Listed entries
━━━
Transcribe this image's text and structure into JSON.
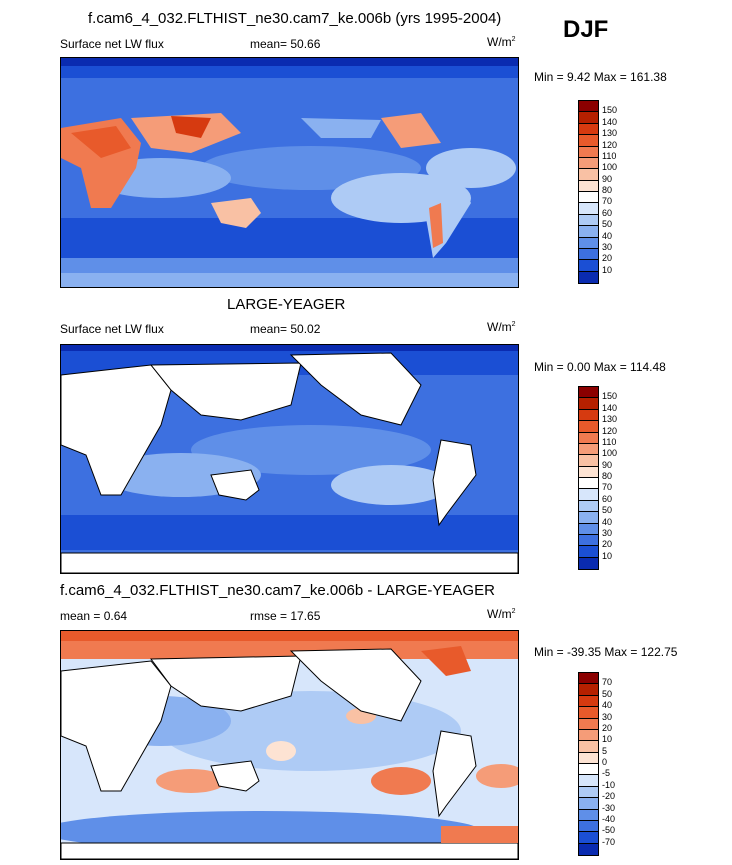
{
  "season": "DJF",
  "panels": [
    {
      "title": "f.cam6_4_032.FLTHIST_ne30.cam7_ke.006b (yrs 1995-2004)",
      "left_label": "Surface net LW flux",
      "center_label": "mean=  50.66",
      "units": "W/m",
      "units_sup": "2",
      "minmax": "Min =   9.42 Max = 161.38",
      "colorbar_ticks": [
        "150",
        "140",
        "130",
        "120",
        "110",
        "100",
        "90",
        "80",
        "70",
        "60",
        "50",
        "40",
        "30",
        "20",
        "10"
      ],
      "colorbar_colors": [
        "#8b0000",
        "#b52000",
        "#d63a10",
        "#e85a2b",
        "#f07a50",
        "#f59c78",
        "#f9c1a4",
        "#fde3d3",
        "#ffffff",
        "#d7e6fb",
        "#aecbf5",
        "#8ab1f0",
        "#5f8fe8",
        "#3d70e0",
        "#1b4fd4",
        "#0a2bb0"
      ]
    },
    {
      "title": "LARGE-YEAGER",
      "left_label": "Surface net LW flux",
      "center_label": "mean=  50.02",
      "units": "W/m",
      "units_sup": "2",
      "minmax": "Min =   0.00 Max = 114.48",
      "colorbar_ticks": [
        "150",
        "140",
        "130",
        "120",
        "110",
        "100",
        "90",
        "80",
        "70",
        "60",
        "50",
        "40",
        "30",
        "20",
        "10"
      ],
      "colorbar_colors": [
        "#8b0000",
        "#b52000",
        "#d63a10",
        "#e85a2b",
        "#f07a50",
        "#f59c78",
        "#f9c1a4",
        "#fde3d3",
        "#ffffff",
        "#d7e6fb",
        "#aecbf5",
        "#8ab1f0",
        "#5f8fe8",
        "#3d70e0",
        "#1b4fd4",
        "#0a2bb0"
      ]
    },
    {
      "title": "f.cam6_4_032.FLTHIST_ne30.cam7_ke.006b - LARGE-YEAGER",
      "left_label": "mean =   0.64",
      "center_label": "rmse =  17.65",
      "units": "W/m",
      "units_sup": "2",
      "minmax": "Min = -39.35 Max = 122.75",
      "colorbar_ticks": [
        "70",
        "50",
        "40",
        "30",
        "20",
        "10",
        "5",
        "0",
        "-5",
        "-10",
        "-20",
        "-30",
        "-40",
        "-50",
        "-70"
      ],
      "colorbar_colors": [
        "#8b0000",
        "#b52000",
        "#d63a10",
        "#e85a2b",
        "#f07a50",
        "#f59c78",
        "#f9c1a4",
        "#fde3d3",
        "#ffffff",
        "#d7e6fb",
        "#aecbf5",
        "#8ab1f0",
        "#5f8fe8",
        "#3d70e0",
        "#1b4fd4",
        "#0a2bb0"
      ]
    }
  ],
  "chart_data": [
    {
      "type": "heatmap",
      "title": "f.cam6_4_032.FLTHIST_ne30.cam7_ke.006b (yrs 1995-2004)",
      "variable": "Surface net LW flux",
      "mean": 50.66,
      "min": 9.42,
      "max": 161.38,
      "units": "W/m2",
      "levels": [
        10,
        20,
        30,
        40,
        50,
        60,
        70,
        80,
        90,
        100,
        110,
        120,
        130,
        140,
        150
      ]
    },
    {
      "type": "heatmap",
      "title": "LARGE-YEAGER",
      "variable": "Surface net LW flux",
      "mean": 50.02,
      "min": 0.0,
      "max": 114.48,
      "units": "W/m2",
      "levels": [
        10,
        20,
        30,
        40,
        50,
        60,
        70,
        80,
        90,
        100,
        110,
        120,
        130,
        140,
        150
      ]
    },
    {
      "type": "heatmap",
      "title": "f.cam6_4_032.FLTHIST_ne30.cam7_ke.006b - LARGE-YEAGER",
      "mean": 0.64,
      "rmse": 17.65,
      "min": -39.35,
      "max": 122.75,
      "units": "W/m2",
      "levels": [
        -70,
        -50,
        -40,
        -30,
        -20,
        -10,
        -5,
        0,
        5,
        10,
        20,
        30,
        40,
        50,
        70
      ]
    }
  ]
}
━━━
Short problem
Take the listing above and restate it word for word, without its pictures.

Right answer
Transcribe this image's text and structure into JSON.
{
  "season": "DJF",
  "panels": [
    {
      "title": "f.cam6_4_032.FLTHIST_ne30.cam7_ke.006b (yrs 1995-2004)",
      "left_label": "Surface net LW flux",
      "center_label": "mean=  50.66",
      "units": "W/m",
      "units_sup": "2",
      "minmax": "Min =   9.42 Max = 161.38",
      "colorbar_ticks": [
        "150",
        "140",
        "130",
        "120",
        "110",
        "100",
        "90",
        "80",
        "70",
        "60",
        "50",
        "40",
        "30",
        "20",
        "10"
      ],
      "colorbar_colors": [
        "#8b0000",
        "#b52000",
        "#d63a10",
        "#e85a2b",
        "#f07a50",
        "#f59c78",
        "#f9c1a4",
        "#fde3d3",
        "#ffffff",
        "#d7e6fb",
        "#aecbf5",
        "#8ab1f0",
        "#5f8fe8",
        "#3d70e0",
        "#1b4fd4",
        "#0a2bb0"
      ]
    },
    {
      "title": "LARGE-YEAGER",
      "left_label": "Surface net LW flux",
      "center_label": "mean=  50.02",
      "units": "W/m",
      "units_sup": "2",
      "minmax": "Min =   0.00 Max = 114.48",
      "colorbar_ticks": [
        "150",
        "140",
        "130",
        "120",
        "110",
        "100",
        "90",
        "80",
        "70",
        "60",
        "50",
        "40",
        "30",
        "20",
        "10"
      ],
      "colorbar_colors": [
        "#8b0000",
        "#b52000",
        "#d63a10",
        "#e85a2b",
        "#f07a50",
        "#f59c78",
        "#f9c1a4",
        "#fde3d3",
        "#ffffff",
        "#d7e6fb",
        "#aecbf5",
        "#8ab1f0",
        "#5f8fe8",
        "#3d70e0",
        "#1b4fd4",
        "#0a2bb0"
      ]
    },
    {
      "title": "f.cam6_4_032.FLTHIST_ne30.cam7_ke.006b - LARGE-YEAGER",
      "left_label": "mean =   0.64",
      "center_label": "rmse =  17.65",
      "units": "W/m",
      "units_sup": "2",
      "minmax": "Min = -39.35 Max = 122.75",
      "colorbar_ticks": [
        "70",
        "50",
        "40",
        "30",
        "20",
        "10",
        "5",
        "0",
        "-5",
        "-10",
        "-20",
        "-30",
        "-40",
        "-50",
        "-70"
      ],
      "colorbar_colors": [
        "#8b0000",
        "#b52000",
        "#d63a10",
        "#e85a2b",
        "#f07a50",
        "#f59c78",
        "#f9c1a4",
        "#fde3d3",
        "#ffffff",
        "#d7e6fb",
        "#aecbf5",
        "#8ab1f0",
        "#5f8fe8",
        "#3d70e0",
        "#1b4fd4",
        "#0a2bb0"
      ]
    }
  ],
  "chart_data": [
    {
      "type": "heatmap",
      "title": "f.cam6_4_032.FLTHIST_ne30.cam7_ke.006b (yrs 1995-2004)",
      "variable": "Surface net LW flux",
      "mean": 50.66,
      "min": 9.42,
      "max": 161.38,
      "units": "W/m2",
      "levels": [
        10,
        20,
        30,
        40,
        50,
        60,
        70,
        80,
        90,
        100,
        110,
        120,
        130,
        140,
        150
      ]
    },
    {
      "type": "heatmap",
      "title": "LARGE-YEAGER",
      "variable": "Surface net LW flux",
      "mean": 50.02,
      "min": 0.0,
      "max": 114.48,
      "units": "W/m2",
      "levels": [
        10,
        20,
        30,
        40,
        50,
        60,
        70,
        80,
        90,
        100,
        110,
        120,
        130,
        140,
        150
      ]
    },
    {
      "type": "heatmap",
      "title": "f.cam6_4_032.FLTHIST_ne30.cam7_ke.006b - LARGE-YEAGER",
      "mean": 0.64,
      "rmse": 17.65,
      "min": -39.35,
      "max": 122.75,
      "units": "W/m2",
      "levels": [
        -70,
        -50,
        -40,
        -30,
        -20,
        -10,
        -5,
        0,
        5,
        10,
        20,
        30,
        40,
        50,
        70
      ]
    }
  ]
}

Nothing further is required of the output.